What you return should match every record exactly, with the images removed.

— begin —

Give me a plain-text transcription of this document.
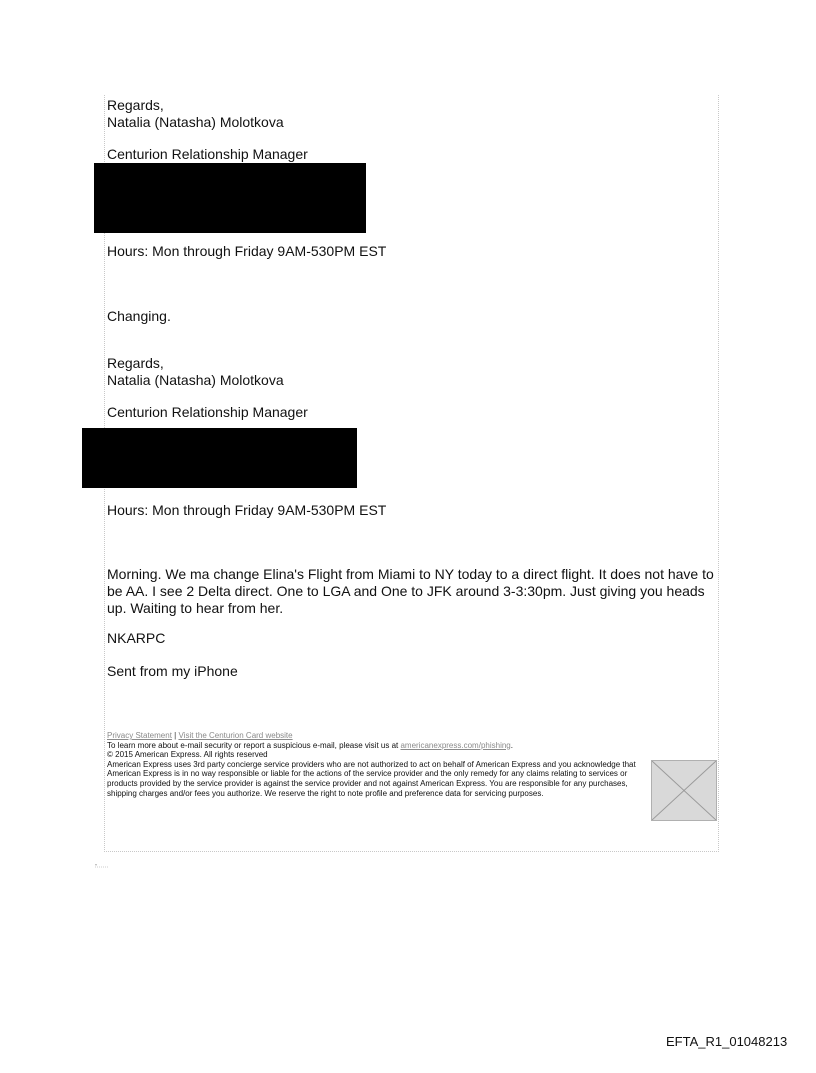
Regards,
Natalia (Natasha) Molotkova
Centurion Relationship Manager
Hours: Mon through Friday 9AM-530PM EST
Changing.
Regards,
Natalia (Natasha) Molotkova
Centurion Relationship Manager
Hours: Mon through Friday 9AM-530PM EST
Morning. We ma change Elina's Flight from Miami to NY today to a direct flight. It does not have to be AA. I see 2 Delta direct. One to LGA and One to JFK around 3-3:30pm. Just giving you heads up. Waiting to hear from her.
NKARPC
Sent from my iPhone
Privacy Statement | Visit the Centurion Card website
To learn more about e-mail security or report a suspicious e-mail, please visit us at americanexpress.com/phishing.
© 2015 American Express. All rights reserved
American Express uses 3rd party concierge service providers who are not authorized to act on behalf of American Express and you acknowledge that American Express is in no way responsible or liable for the actions of the service provider and the only remedy for any claims relating to services or products provided by the service provider is against the service provider and not against American Express. You are responsible for any purchases, shipping charges and/or fees you authorize. We reserve the right to note profile and preference data for servicing purposes.
EFTA_R1_01048213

— end —

§ FULL ANSWER
Give me a plain-text transcription of this document.
Regards,
Natalia (Natasha) Molotkova
Centurion Relationship Manager
Hours: Mon through Friday 9AM-530PM EST
Changing.
Regards,
Natalia (Natasha) Molotkova
Centurion Relationship Manager
Hours: Mon through Friday 9AM-530PM EST
Morning. We ma change Elina's Flight from Miami to NY today to a direct flight. It does not have to be AA. I see 2 Delta direct. One to LGA and One to JFK around 3-3:30pm. Just giving you heads up. Waiting to hear from her.
NKARPC
Sent from my iPhone
Privacy Statement | Visit the Centurion Card website
To learn more about e-mail security or report a suspicious e-mail, please visit us at americanexpress.com/phishing.
© 2015 American Express. All rights reserved
American Express uses 3rd party concierge service providers who are not authorized to act on behalf of American Express and you acknowledge that American Express is in no way responsible or liable for the actions of the service provider and the only remedy for any claims relating to services or products provided by the service provider is against the service provider and not against American Express. You are responsible for any purchases, shipping charges and/or fees you authorize. We reserve the right to note profile and preference data for servicing purposes.
EFTA_R1_01048213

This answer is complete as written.